To be done |
Wherever a line in the data below holds "text", copy that line.

Given information |
============================================================

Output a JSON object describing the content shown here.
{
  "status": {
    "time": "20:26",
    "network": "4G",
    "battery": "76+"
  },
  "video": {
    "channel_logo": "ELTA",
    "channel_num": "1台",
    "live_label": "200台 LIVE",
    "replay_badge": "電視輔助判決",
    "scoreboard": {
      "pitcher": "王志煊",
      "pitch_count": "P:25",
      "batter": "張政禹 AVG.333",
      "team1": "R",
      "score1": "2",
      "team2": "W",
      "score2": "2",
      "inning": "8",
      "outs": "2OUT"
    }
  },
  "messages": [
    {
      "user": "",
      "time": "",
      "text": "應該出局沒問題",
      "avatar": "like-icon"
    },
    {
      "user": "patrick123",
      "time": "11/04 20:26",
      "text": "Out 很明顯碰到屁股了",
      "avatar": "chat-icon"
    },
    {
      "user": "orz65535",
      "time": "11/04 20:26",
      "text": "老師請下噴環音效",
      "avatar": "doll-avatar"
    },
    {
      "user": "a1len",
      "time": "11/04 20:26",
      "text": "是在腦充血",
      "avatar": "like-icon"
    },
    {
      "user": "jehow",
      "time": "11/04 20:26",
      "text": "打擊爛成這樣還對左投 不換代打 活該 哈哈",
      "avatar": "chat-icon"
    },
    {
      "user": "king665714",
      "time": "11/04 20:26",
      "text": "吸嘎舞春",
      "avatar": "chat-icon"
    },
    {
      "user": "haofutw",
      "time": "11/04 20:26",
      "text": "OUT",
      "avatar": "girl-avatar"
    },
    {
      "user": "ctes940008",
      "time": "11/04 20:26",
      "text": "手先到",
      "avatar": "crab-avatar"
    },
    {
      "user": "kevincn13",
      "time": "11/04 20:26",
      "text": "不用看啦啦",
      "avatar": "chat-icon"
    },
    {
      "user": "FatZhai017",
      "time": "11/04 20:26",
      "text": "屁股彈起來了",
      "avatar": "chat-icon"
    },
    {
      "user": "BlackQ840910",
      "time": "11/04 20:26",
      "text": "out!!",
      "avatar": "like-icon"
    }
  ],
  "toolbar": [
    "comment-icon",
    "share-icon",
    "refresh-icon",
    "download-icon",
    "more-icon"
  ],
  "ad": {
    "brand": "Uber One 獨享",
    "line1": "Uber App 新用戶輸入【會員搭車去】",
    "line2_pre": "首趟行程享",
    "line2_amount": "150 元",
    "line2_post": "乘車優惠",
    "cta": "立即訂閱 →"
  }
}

============================================================

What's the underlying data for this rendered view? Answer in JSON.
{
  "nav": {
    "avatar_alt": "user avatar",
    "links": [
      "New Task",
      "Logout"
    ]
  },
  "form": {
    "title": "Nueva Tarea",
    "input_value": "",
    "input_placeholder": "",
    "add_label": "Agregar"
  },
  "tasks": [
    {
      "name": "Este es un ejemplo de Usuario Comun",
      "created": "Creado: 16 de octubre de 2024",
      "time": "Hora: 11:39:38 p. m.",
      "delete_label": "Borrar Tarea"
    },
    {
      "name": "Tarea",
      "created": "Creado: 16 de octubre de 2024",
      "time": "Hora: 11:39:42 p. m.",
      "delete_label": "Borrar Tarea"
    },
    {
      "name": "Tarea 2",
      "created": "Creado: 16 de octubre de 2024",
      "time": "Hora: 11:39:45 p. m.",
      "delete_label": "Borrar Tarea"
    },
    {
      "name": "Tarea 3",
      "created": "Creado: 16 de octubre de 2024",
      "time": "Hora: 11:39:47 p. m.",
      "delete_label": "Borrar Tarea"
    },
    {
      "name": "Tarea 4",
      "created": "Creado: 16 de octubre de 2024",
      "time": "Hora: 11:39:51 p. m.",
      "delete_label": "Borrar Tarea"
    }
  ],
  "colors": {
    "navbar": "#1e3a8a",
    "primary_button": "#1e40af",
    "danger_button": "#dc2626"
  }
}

============================================================

Solution for this problem |
      "text": "應該出局沒問題",
      "text": "Out 很明顯碰到屁股了",
      "text": "老師請下噴環音效",
      "text": "是在腦充血",
      "text": "打擊爛成這樣還對左投 不換代打 活該 哈哈",
      "text": "吸嘎舞春",
      "text": "OUT",
      "text": "手先到",
      "text": "不用看啦啦",
      "text": "屁股彈起來了",
      "text": "out!!",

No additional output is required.